▶ _Working data_:
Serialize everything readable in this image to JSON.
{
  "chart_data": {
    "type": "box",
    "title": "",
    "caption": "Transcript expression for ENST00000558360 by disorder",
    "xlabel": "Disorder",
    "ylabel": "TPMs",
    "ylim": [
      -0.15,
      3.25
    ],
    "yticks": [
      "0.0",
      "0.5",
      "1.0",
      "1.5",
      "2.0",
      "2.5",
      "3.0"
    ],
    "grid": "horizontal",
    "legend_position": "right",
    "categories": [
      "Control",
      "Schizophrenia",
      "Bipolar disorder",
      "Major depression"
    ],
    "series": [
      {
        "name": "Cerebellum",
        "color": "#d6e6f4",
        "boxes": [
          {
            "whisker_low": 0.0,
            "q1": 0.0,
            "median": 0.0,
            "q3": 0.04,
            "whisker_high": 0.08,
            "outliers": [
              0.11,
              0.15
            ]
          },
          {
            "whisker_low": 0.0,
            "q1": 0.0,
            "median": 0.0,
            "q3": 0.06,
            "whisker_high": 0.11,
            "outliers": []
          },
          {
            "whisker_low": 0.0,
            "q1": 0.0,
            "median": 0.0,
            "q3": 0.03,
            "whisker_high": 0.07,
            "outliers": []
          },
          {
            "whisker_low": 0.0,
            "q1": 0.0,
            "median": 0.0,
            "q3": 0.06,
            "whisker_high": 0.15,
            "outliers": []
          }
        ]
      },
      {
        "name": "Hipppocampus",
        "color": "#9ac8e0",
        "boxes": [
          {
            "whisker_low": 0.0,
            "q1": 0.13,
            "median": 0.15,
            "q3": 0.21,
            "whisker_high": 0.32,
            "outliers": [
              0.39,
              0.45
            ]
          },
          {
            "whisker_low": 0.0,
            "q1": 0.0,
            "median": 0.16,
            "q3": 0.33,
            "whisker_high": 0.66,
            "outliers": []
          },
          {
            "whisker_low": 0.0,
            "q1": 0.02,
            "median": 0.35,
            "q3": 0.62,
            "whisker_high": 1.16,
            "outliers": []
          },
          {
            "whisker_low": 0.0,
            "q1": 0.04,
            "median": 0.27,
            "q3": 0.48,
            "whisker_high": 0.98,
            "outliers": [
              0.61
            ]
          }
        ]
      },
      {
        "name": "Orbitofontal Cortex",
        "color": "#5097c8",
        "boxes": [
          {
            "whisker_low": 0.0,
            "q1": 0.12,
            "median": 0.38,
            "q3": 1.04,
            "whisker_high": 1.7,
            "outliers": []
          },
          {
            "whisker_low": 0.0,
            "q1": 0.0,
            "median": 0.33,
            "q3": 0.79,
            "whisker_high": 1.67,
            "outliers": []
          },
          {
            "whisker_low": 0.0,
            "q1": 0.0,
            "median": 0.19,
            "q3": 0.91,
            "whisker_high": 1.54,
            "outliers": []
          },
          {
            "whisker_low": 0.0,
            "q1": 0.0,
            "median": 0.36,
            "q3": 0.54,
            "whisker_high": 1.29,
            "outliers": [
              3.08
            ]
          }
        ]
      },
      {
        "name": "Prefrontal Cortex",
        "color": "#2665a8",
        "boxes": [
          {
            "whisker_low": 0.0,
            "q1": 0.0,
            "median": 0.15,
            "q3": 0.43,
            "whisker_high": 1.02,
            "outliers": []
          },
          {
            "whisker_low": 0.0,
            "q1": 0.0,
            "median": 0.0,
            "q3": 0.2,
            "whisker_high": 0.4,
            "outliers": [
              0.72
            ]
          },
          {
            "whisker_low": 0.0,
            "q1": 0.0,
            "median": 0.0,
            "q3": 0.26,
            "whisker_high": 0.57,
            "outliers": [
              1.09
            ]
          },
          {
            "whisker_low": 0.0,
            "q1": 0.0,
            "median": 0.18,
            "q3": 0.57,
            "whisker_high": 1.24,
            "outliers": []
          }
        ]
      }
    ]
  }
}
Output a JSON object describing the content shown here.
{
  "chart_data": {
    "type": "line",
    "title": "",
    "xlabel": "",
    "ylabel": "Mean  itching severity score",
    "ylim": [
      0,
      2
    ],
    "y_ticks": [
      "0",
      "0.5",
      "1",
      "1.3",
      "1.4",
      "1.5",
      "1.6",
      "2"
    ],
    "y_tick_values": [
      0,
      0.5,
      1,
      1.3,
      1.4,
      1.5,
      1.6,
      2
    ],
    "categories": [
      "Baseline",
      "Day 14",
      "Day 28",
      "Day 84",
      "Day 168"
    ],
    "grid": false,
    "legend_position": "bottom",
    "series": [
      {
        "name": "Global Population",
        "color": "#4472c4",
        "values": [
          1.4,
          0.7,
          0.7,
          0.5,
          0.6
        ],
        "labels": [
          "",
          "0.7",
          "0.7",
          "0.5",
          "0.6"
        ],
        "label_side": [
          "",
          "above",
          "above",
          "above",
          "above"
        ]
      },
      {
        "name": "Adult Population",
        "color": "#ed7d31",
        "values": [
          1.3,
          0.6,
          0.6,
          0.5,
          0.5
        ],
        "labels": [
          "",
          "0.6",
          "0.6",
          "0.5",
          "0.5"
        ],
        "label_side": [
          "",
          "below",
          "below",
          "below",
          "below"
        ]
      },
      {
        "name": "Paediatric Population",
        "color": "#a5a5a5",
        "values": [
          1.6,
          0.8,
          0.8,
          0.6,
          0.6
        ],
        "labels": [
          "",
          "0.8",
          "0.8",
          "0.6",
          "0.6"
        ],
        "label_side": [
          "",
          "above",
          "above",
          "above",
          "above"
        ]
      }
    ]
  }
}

▶ _What the task asks_: Out of the records, collect only those lines that contain the string "JSON".

▶ _Exercise answer_:
Serialize everything readable in this image to JSON.
Output a JSON object describing the content shown here.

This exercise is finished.